**Written task:** From the listing below, pull out the lines that hold "Output".

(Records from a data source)
++++++++
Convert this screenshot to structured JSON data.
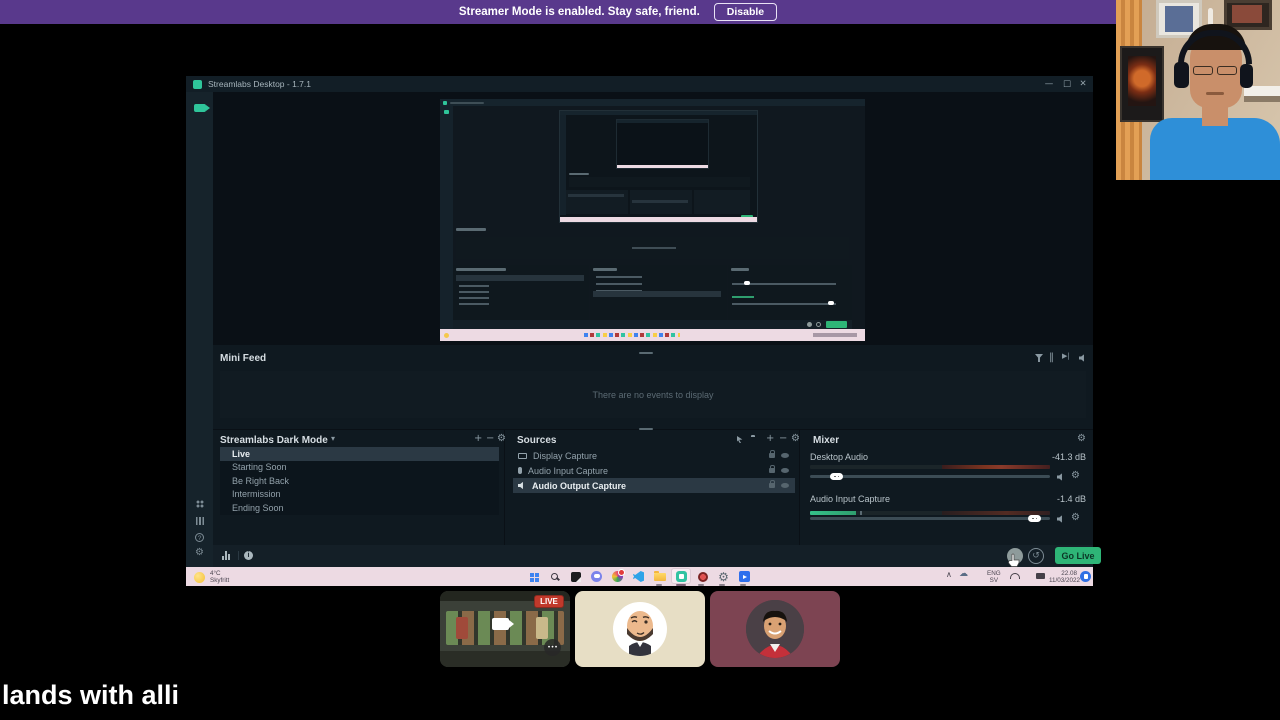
{
  "banner": {
    "text": "Streamer Mode is enabled. Stay safe, friend.",
    "disable_label": "Disable"
  },
  "window": {
    "title": "Streamlabs Desktop - 1.7.1"
  },
  "icons": {
    "minimize": "—",
    "maximize": "□",
    "close": "✕",
    "gear": "⚙",
    "plus": "+",
    "minus": "−",
    "chevron_down": "▾",
    "replay": "↺",
    "pause": "‖",
    "skip": "▶|",
    "info": "i",
    "help": "?",
    "up_chevron": "∧",
    "cloud": "☁",
    "ellipsis": "•••"
  },
  "mini_feed": {
    "title": "Mini Feed",
    "empty_text": "There are no events to display"
  },
  "scenes": {
    "title": "Streamlabs Dark Mode",
    "items": [
      {
        "label": "Live"
      },
      {
        "label": "Starting Soon"
      },
      {
        "label": "Be Right Back"
      },
      {
        "label": "Intermission"
      },
      {
        "label": "Ending Soon"
      }
    ],
    "selected": "Live"
  },
  "sources": {
    "title": "Sources",
    "items": [
      {
        "label": "Display Capture"
      },
      {
        "label": "Audio Input Capture"
      },
      {
        "label": "Audio Output Capture"
      }
    ],
    "selected": "Audio Output Capture"
  },
  "mixer": {
    "title": "Mixer",
    "channels": [
      {
        "name": "Desktop Audio",
        "level": "-41.3 dB"
      },
      {
        "name": "Audio Input Capture",
        "level": "-1.4 dB"
      }
    ]
  },
  "footer": {
    "go_live": "Go Live"
  },
  "taskbar": {
    "weather": {
      "temp": "4°C",
      "condition": "Skyfritt"
    },
    "language": {
      "line1": "ENG",
      "line2": "SV"
    },
    "clock": {
      "time": "22.08",
      "date": "11/03/2022"
    }
  },
  "stage": {
    "live_badge": "LIVE",
    "ticker": "lands with alli"
  },
  "colors": {
    "accent_green": "#2fc59a",
    "go_live_green": "#2eb577",
    "banner_purple": "#59398c",
    "taskbar_pink": "#eddae3",
    "live_red": "#c0392b",
    "selection": "#2b3944"
  }
}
++++++++
**The answer:**
        "label": "Audio Output Capture"
    "selected": "Audio Output Capture"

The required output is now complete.